- [Recorded data]:
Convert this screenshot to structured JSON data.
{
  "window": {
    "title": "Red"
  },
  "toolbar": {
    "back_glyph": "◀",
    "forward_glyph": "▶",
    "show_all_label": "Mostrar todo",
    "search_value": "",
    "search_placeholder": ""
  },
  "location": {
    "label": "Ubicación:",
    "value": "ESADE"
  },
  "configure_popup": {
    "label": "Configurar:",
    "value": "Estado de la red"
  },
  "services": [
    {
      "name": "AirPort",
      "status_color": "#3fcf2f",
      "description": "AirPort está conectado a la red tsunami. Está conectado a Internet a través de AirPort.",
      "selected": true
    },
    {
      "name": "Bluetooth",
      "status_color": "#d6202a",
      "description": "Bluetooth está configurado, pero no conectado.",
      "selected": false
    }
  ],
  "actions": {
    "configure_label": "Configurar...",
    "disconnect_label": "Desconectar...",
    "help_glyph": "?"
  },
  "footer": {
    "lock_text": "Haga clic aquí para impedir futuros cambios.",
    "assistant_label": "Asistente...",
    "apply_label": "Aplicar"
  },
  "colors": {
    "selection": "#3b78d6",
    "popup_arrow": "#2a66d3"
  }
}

- [Instruction]: Pick out and copy the lines of the entries that hold the string "AirPort".

- [Written response]:
      "name": "AirPort",
      "description": "AirPort está conectado a la red tsunami. Está conectado a Internet a través de AirPort.",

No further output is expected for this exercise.